-- begin Data to process --
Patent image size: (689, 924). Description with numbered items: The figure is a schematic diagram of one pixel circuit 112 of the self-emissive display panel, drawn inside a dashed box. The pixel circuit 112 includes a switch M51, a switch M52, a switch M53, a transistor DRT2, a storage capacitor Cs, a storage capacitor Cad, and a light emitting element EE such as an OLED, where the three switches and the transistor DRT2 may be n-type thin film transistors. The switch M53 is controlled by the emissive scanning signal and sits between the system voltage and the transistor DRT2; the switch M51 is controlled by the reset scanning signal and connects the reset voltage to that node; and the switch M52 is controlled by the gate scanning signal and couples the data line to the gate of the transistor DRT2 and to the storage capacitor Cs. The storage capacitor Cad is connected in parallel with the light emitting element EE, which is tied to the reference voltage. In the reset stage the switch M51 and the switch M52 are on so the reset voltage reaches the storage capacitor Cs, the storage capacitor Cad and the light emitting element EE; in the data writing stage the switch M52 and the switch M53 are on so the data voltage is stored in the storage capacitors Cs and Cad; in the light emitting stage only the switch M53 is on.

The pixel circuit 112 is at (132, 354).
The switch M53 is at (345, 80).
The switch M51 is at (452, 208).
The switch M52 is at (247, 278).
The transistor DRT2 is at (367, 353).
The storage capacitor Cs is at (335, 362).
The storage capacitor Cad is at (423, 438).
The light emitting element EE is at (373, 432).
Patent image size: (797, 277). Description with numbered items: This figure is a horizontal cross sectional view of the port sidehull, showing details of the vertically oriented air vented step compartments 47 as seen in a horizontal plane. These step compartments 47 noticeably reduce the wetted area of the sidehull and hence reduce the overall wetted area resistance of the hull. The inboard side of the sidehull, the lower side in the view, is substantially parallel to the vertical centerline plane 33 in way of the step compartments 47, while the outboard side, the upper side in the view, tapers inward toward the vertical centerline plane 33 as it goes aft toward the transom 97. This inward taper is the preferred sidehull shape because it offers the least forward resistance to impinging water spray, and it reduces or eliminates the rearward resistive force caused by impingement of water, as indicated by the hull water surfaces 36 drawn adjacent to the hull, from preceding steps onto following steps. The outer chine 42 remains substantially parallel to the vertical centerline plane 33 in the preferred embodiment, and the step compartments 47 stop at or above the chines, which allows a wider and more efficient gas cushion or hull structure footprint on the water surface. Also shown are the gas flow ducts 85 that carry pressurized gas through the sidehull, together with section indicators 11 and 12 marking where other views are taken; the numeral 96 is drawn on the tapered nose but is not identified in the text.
-- end Data to process --
» Your task: Output, word for word, the lines from the beginning of the rows up to and including the line that contains "The light emitting element EE is".

» Output below:
Patent image size: (689, 924). Description with numbered items: The figure is a schematic diagram of one pixel circuit 112 of the self-emissive display panel, drawn inside a dashed box. The pixel circuit 112 includes a switch M51, a switch M52, a switch M53, a transistor DRT2, a storage capacitor Cs, a storage capacitor Cad, and a light emitting element EE such as an OLED, where the three switches and the transistor DRT2 may be n-type thin film transistors. The switch M53 is controlled by the emissive scanning signal and sits between the system voltage and the transistor DRT2; the switch M51 is controlled by the reset scanning signal and connects the reset voltage to that node; and the switch M52 is controlled by the gate scanning signal and couples the data line to the gate of the transistor DRT2 and to the storage capacitor Cs. The storage capacitor Cad is connected in parallel with the light emitting element EE, which is tied to the reference voltage. In the reset stage the switch M51 and the switch M52 are on so the reset voltage reaches the storage capacitor Cs, the storage capacitor Cad and the light emitting element EE; in the data writing stage the switch M52 and the switch M53 are on so the data voltage is stored in the storage capacitors Cs and Cad; in the light emitting stage only the switch M53 is on.

The pixel circuit 112 is at (132, 354).
The switch M53 is at (345, 80).
The switch M51 is at (452, 208).
The switch M52 is at (247, 278).
The transistor DRT2 is at (367, 353).
The storage capacitor Cs is at (335, 362).
The storage capacitor Cad is at (423, 438).
The light emitting element EE is at (373, 432).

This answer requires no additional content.